> **WHAT IS BEING ASKED**: Check each line of the data for "than" and select those that have it.

> **RECORDS SUPPLIED**:

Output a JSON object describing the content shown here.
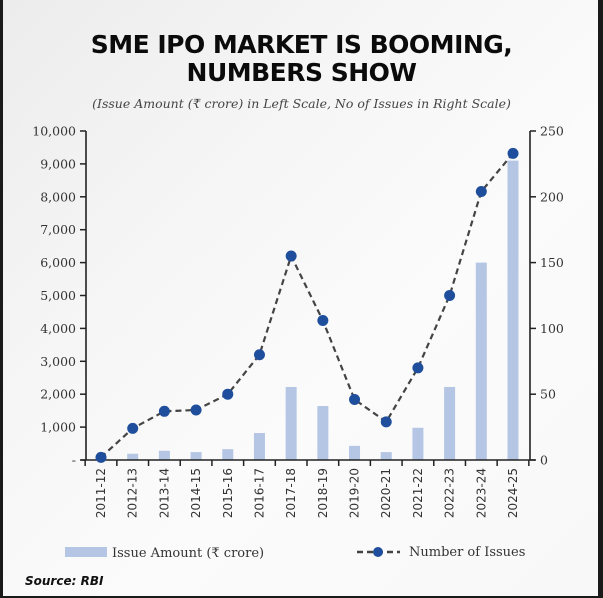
{
  "chart_data": {
    "type": "bar+line",
    "title": "SME IPO MARKET IS BOOMING, NUMBERS SHOW",
    "title_lines": [
      "SME IPO MARKET IS BOOMING,",
      "NUMBERS SHOW"
    ],
    "subtitle": "(Issue Amount (₹ crore) in Left Scale, No of Issues in Right Scale)",
    "categories": [
      "2011-12",
      "2012-13",
      "2013-14",
      "2014-15",
      "2015-16",
      "2016-17",
      "2017-18",
      "2018-19",
      "2019-20",
      "2020-21",
      "2021-22",
      "2022-23",
      "2023-24",
      "2024-25"
    ],
    "series": [
      {
        "name": "Issue Amount (₹ crore)",
        "type": "bar",
        "axis": "left",
        "color": "#b4c6e4",
        "values": [
          0,
          190,
          280,
          240,
          330,
          820,
          2220,
          1640,
          430,
          240,
          980,
          2220,
          6000,
          9100
        ]
      },
      {
        "name": "Number of Issues",
        "type": "line",
        "axis": "right",
        "color": "#1f4e9c",
        "line_color": "#444444",
        "line_style": "dashed",
        "values": [
          2,
          24,
          37,
          38,
          50,
          80,
          155,
          106,
          46,
          29,
          70,
          125,
          204,
          233
        ]
      }
    ],
    "left_axis": {
      "ylim": [
        0,
        10000
      ],
      "ticks": [
        0,
        1000,
        2000,
        3000,
        4000,
        5000,
        6000,
        7000,
        8000,
        9000,
        10000
      ],
      "tick_labels": [
        "-",
        "1,000",
        "2,000",
        "3,000",
        "4,000",
        "5,000",
        "6,000",
        "7,000",
        "8,000",
        "9,000",
        "10,000"
      ]
    },
    "right_axis": {
      "ylim": [
        0,
        250
      ],
      "ticks": [
        0,
        50,
        100,
        150,
        200,
        250
      ],
      "tick_labels": [
        "0",
        "50",
        "100",
        "150",
        "200",
        "250"
      ]
    },
    "grid": false,
    "legend": {
      "placement": "bottom",
      "entries": [
        "Issue Amount (₹ crore)",
        "Number of Issues"
      ]
    },
    "source": "Source: RBI"
  }
}
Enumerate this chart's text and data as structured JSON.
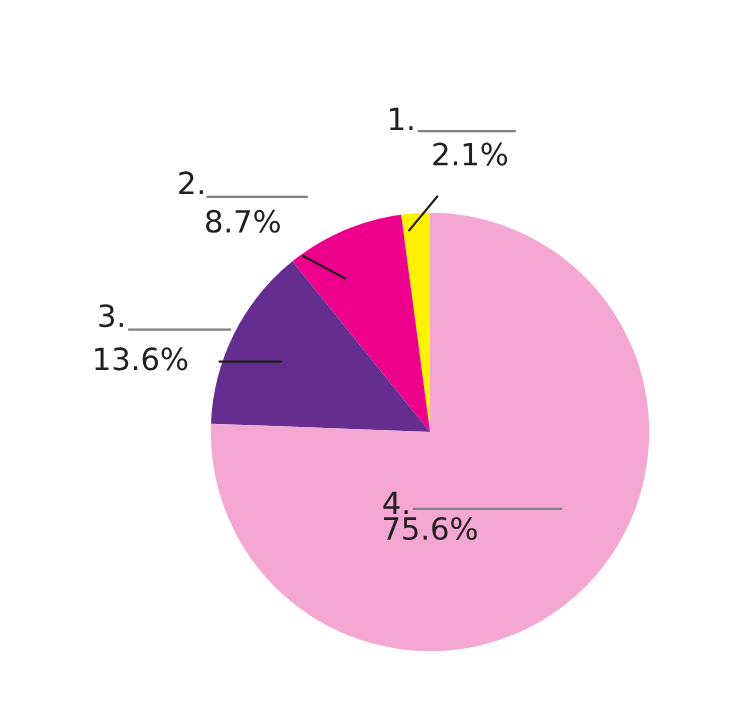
{
  "chart_data": {
    "type": "pie",
    "categories": [
      "1.",
      "2.",
      "3.",
      "4."
    ],
    "values": [
      2.1,
      8.7,
      13.6,
      75.6
    ],
    "colors": [
      "#fff200",
      "#ec008c",
      "#662d91",
      "#f5a7d3"
    ],
    "value_labels": [
      "2.1%",
      "8.7%",
      "13.6%",
      "75.6%"
    ]
  }
}
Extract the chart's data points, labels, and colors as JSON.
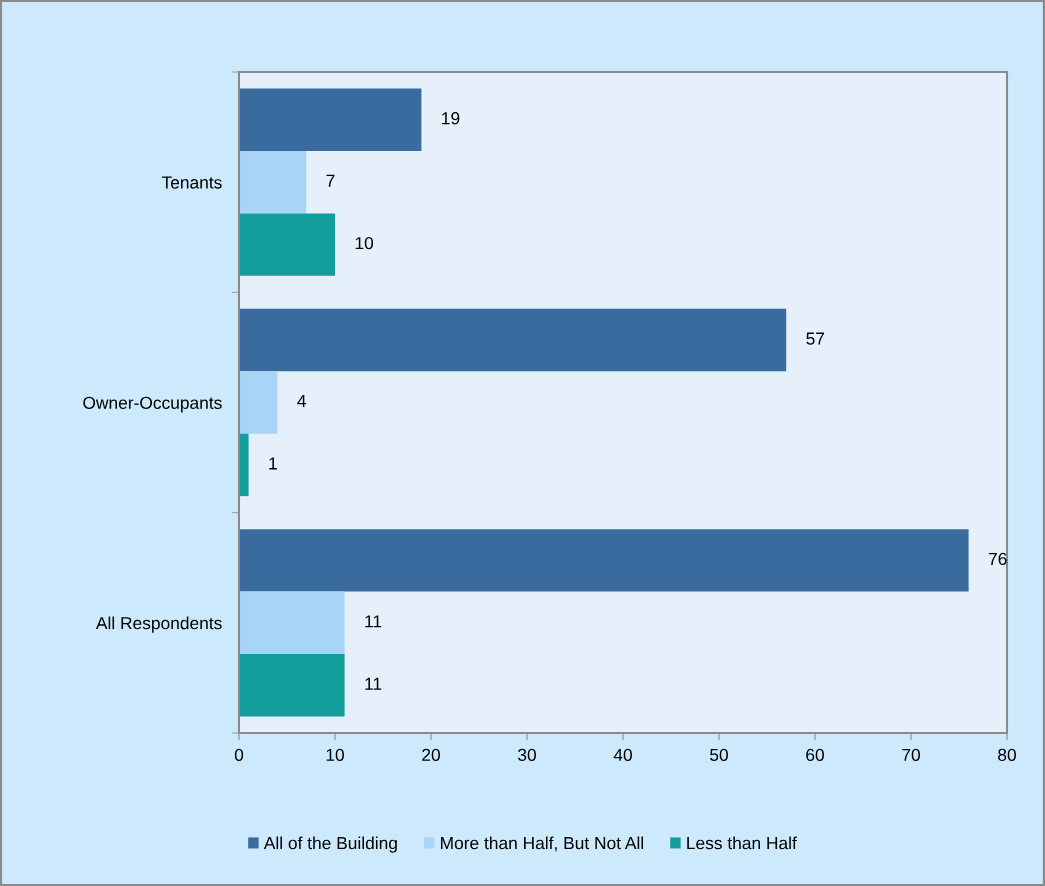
{
  "chart_data": {
    "type": "bar",
    "orientation": "horizontal",
    "categories": [
      "Tenants",
      "Owner-Occupants",
      "All Respondents"
    ],
    "series": [
      {
        "name": "All of the Building",
        "color": "#3a6b9e",
        "values": [
          19,
          57,
          76
        ]
      },
      {
        "name": "More than Half, But Not All",
        "color": "#a8d4f8",
        "values": [
          7,
          4,
          11
        ]
      },
      {
        "name": "Less than Half",
        "color": "#139e9c",
        "values": [
          10,
          1,
          11
        ]
      }
    ],
    "xlim": [
      0,
      80
    ],
    "xticks": [
      0,
      10,
      20,
      30,
      40,
      50,
      60,
      70,
      80
    ],
    "data_labels": true,
    "legend": "bottom",
    "grid": false
  }
}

> **FINAL RESULT**:
        "name": "More than Half, But Not All",
        "name": "Less than Half",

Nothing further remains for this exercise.